### Exercise directions
Go through the listing beneath this task and return every line that carries the string "joaninha".

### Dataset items
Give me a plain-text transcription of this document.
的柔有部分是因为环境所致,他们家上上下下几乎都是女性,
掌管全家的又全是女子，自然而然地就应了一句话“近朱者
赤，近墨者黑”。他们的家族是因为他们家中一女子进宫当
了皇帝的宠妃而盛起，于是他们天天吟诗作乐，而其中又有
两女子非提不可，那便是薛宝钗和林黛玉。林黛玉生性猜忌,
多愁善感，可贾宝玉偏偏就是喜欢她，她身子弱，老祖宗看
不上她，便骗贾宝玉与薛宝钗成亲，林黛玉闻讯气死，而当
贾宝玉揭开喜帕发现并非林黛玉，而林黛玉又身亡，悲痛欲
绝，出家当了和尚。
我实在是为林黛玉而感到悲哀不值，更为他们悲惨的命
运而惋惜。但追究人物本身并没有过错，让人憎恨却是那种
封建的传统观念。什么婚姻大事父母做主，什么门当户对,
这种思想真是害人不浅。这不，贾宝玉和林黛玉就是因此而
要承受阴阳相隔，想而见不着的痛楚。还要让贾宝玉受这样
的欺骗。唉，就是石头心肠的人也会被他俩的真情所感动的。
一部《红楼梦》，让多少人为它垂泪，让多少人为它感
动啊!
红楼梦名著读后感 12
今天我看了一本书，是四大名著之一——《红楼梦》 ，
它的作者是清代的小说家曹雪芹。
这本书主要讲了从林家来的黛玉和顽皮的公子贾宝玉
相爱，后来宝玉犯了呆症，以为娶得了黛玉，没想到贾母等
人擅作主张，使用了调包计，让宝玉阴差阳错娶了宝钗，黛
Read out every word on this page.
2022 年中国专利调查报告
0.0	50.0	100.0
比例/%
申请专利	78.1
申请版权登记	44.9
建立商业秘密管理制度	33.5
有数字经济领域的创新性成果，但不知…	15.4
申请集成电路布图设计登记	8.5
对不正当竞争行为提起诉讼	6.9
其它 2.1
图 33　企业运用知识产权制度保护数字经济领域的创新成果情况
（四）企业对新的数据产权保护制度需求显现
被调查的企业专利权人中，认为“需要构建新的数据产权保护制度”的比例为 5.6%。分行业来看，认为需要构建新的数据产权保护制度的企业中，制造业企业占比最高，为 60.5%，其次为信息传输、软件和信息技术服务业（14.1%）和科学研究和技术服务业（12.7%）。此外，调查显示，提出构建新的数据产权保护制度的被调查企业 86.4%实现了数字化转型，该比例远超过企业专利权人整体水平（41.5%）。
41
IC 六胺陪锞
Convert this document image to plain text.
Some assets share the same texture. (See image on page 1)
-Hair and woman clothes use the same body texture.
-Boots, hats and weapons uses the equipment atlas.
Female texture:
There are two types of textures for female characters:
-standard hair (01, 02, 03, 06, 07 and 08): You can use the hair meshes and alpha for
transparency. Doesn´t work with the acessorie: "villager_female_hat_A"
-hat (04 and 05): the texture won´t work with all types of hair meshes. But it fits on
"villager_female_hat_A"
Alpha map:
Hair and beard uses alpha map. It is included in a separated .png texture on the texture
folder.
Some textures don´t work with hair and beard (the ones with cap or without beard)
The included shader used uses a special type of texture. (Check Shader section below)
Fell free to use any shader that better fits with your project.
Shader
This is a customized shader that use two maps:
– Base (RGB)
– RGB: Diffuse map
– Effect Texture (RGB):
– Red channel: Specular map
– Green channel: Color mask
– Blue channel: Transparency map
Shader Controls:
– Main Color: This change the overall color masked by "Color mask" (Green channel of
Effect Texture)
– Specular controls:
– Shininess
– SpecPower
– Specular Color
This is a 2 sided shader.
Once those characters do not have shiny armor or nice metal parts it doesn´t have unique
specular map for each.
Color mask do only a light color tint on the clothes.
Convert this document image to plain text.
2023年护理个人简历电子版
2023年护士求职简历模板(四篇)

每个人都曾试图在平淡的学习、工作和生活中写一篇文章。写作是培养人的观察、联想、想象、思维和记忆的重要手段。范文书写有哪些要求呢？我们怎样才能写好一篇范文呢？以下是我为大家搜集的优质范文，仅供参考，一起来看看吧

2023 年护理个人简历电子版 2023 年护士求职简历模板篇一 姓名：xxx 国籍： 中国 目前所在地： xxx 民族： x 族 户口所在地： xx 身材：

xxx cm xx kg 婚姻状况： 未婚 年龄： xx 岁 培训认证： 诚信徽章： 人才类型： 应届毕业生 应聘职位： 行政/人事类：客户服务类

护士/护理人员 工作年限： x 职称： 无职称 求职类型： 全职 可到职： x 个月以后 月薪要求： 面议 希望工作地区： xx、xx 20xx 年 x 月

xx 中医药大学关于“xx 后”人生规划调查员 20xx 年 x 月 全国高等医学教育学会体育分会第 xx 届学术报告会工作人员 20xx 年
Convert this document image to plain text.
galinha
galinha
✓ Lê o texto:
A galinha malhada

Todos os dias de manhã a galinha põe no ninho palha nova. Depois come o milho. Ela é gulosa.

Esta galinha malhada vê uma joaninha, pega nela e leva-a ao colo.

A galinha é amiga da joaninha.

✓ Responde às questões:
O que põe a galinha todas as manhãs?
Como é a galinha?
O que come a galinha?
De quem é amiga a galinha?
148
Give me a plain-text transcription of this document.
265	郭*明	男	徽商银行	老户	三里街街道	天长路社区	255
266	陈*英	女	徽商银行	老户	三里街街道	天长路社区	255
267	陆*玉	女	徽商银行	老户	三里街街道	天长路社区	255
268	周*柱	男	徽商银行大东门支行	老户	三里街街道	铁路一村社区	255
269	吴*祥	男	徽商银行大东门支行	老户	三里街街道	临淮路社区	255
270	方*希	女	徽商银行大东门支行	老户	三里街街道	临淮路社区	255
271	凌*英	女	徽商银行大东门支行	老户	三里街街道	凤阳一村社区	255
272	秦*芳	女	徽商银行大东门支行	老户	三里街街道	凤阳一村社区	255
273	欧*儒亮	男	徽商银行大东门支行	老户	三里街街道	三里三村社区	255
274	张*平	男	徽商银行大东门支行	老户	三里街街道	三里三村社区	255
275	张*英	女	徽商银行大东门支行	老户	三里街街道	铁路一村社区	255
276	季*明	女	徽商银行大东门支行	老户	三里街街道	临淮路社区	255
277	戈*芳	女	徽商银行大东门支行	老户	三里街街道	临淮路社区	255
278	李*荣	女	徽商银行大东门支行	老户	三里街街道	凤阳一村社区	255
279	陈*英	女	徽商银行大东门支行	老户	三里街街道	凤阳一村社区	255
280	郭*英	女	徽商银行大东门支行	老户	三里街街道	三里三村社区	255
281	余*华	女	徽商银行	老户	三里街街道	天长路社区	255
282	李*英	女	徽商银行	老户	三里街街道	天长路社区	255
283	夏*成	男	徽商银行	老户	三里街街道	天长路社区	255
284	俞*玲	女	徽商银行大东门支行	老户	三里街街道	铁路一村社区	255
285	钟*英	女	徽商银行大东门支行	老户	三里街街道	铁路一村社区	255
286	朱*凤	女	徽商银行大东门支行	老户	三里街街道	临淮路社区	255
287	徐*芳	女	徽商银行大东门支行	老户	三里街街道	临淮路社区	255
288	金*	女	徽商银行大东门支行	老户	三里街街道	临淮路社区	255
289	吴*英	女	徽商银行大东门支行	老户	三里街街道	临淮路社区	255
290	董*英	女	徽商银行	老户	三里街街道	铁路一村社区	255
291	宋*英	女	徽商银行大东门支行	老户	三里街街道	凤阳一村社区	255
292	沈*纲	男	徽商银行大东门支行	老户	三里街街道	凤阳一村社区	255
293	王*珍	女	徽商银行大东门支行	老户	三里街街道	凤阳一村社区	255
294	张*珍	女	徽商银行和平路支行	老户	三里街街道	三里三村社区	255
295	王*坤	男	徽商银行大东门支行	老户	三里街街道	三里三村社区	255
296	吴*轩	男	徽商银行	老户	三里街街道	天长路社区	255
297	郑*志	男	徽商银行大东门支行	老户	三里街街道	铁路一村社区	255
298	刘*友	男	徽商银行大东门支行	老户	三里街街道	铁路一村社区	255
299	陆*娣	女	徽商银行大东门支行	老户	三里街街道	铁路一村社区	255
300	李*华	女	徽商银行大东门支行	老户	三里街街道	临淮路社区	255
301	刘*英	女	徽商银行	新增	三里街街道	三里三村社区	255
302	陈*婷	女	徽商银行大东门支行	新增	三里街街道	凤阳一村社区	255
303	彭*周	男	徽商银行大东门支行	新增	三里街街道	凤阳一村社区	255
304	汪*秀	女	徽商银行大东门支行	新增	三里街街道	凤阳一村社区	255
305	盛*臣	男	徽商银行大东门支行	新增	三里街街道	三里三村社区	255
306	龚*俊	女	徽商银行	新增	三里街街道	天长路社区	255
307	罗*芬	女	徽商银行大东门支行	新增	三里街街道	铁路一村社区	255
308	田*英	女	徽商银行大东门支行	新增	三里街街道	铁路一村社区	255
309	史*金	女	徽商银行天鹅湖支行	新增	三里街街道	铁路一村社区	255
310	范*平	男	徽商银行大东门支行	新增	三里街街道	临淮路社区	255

### The completed task
Esta galinha malhada vê uma joaninha, pega nela e leva-a ao colo.
A galinha é amiga da joaninha.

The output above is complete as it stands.